### Your instructions
Comb the records below for the string "zamówień" and copy each line where it turns up.

>> START Record set

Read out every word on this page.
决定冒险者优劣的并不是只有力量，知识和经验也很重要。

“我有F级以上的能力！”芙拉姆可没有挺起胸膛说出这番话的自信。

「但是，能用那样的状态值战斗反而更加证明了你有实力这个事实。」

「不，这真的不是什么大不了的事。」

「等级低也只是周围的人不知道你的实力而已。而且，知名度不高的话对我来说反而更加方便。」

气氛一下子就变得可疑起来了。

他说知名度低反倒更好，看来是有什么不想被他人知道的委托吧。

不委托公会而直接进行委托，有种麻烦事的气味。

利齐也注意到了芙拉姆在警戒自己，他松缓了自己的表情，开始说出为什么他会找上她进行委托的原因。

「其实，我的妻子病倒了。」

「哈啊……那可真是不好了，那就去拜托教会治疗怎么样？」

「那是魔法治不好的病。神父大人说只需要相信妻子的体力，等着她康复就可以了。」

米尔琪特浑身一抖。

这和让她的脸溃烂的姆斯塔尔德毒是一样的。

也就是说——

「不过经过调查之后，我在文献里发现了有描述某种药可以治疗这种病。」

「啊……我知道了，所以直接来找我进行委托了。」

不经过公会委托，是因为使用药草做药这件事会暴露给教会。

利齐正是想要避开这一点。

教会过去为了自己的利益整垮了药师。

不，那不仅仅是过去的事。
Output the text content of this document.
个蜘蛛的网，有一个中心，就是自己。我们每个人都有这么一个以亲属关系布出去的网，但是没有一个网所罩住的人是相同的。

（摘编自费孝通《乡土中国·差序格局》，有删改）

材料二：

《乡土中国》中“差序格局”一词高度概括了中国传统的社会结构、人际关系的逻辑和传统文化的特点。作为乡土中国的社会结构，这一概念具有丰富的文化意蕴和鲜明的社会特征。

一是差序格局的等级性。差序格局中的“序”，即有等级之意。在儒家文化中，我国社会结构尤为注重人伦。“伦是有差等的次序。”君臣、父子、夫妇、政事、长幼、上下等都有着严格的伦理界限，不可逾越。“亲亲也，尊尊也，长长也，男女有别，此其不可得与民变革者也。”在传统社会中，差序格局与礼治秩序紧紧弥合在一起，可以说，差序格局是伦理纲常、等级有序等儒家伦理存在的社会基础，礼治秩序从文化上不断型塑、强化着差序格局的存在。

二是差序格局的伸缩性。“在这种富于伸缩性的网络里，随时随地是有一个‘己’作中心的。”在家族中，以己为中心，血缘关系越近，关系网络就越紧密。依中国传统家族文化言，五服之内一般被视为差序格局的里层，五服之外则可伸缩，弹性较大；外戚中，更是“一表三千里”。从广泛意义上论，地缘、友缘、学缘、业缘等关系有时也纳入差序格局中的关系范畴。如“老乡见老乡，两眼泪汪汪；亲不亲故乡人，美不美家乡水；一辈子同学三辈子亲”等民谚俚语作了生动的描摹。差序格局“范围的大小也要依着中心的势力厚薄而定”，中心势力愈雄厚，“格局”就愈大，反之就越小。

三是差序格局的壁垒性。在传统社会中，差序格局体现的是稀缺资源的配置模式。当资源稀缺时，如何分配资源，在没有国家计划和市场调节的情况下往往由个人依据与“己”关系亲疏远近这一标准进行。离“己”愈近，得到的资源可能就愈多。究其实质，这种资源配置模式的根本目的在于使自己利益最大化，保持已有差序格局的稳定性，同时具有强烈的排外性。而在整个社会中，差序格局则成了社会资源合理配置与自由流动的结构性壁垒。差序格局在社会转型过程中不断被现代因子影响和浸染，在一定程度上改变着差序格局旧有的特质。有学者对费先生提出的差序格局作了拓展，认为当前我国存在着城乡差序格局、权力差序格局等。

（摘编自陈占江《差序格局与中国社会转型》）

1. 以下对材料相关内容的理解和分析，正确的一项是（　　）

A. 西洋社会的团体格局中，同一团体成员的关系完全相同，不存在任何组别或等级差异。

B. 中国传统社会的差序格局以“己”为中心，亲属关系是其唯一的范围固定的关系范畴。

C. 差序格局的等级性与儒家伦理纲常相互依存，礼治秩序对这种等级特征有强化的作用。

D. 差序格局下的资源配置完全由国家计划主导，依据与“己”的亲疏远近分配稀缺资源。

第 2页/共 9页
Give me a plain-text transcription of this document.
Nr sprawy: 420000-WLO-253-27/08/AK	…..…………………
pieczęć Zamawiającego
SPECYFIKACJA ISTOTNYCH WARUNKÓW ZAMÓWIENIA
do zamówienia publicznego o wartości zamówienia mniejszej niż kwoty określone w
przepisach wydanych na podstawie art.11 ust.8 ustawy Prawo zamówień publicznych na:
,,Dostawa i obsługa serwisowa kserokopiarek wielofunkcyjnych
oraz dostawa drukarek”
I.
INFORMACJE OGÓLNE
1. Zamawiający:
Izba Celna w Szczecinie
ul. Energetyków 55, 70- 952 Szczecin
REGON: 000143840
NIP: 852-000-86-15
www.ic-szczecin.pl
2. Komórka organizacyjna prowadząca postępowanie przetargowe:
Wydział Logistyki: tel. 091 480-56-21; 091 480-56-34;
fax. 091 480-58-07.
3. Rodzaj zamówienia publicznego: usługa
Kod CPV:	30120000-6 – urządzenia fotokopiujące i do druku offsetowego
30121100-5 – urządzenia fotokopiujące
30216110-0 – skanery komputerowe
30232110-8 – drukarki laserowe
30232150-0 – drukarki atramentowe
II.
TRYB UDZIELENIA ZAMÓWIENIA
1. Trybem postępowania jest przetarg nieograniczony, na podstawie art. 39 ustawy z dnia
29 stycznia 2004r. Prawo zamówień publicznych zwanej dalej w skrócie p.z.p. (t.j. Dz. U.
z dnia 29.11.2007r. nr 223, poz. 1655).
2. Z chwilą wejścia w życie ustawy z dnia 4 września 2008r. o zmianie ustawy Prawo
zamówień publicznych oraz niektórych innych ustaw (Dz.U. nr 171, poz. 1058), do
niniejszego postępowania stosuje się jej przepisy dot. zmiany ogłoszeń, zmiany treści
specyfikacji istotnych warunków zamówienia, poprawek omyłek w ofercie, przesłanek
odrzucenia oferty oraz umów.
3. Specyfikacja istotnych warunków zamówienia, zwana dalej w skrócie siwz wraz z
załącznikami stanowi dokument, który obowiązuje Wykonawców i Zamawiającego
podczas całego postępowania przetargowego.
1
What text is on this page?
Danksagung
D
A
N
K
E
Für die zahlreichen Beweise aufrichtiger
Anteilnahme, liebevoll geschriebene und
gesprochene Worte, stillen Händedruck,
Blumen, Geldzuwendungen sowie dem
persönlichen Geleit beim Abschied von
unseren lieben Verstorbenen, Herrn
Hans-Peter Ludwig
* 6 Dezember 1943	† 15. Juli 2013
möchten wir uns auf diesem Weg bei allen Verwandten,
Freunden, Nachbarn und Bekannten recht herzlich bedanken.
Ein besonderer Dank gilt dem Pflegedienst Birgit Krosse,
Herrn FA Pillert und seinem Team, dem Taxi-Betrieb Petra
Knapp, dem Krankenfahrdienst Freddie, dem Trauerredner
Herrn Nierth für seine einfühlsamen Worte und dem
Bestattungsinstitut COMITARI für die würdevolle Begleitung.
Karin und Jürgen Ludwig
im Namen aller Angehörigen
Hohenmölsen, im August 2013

>> END Record set

### Solution to the exercise
przepisach wydanych na podstawie art.11 ust.8 ustawy Prawo zamówień publicznych na:
29 stycznia 2004r. Prawo zamówień publicznych zwanej dalej w skrócie p.z.p. (t.j. Dz. U.
zamówień publicznych oraz niektórych innych ustaw (Dz.U. nr 171, poz. 1058), do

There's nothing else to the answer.